Stated task:
Spot every line with the word "icon" and return it.

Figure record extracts
- - - -

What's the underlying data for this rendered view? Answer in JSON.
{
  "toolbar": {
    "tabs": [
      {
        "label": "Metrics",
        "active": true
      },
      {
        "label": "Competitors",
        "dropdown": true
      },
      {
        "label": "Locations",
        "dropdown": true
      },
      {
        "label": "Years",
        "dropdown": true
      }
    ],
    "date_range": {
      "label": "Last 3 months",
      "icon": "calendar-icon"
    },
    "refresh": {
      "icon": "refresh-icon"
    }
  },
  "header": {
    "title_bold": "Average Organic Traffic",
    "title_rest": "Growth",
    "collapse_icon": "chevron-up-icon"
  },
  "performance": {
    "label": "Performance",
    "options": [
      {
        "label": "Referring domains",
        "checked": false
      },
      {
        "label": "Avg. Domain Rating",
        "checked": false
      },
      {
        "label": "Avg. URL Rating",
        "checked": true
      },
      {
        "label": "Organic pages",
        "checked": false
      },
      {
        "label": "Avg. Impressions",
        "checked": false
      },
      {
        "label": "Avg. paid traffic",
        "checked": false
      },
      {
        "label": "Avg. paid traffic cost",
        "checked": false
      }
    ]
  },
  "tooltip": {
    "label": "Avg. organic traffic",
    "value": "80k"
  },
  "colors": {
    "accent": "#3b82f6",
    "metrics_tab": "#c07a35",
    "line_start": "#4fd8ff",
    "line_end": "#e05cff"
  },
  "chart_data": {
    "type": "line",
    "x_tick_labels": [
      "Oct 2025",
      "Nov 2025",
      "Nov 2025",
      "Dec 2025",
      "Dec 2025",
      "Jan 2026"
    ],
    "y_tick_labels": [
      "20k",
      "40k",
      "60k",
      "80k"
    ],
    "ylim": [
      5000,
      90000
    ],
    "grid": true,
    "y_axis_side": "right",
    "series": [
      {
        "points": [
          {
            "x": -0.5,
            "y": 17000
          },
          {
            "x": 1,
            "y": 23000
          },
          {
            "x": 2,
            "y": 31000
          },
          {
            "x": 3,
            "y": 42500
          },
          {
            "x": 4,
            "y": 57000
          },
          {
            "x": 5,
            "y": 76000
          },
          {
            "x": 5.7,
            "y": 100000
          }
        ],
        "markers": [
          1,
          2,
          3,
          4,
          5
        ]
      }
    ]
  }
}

- - - -

Answer to the exercise:
      "icon": "calendar-icon"
      "icon": "refresh-icon"
    "collapse_icon": "chevron-up-icon"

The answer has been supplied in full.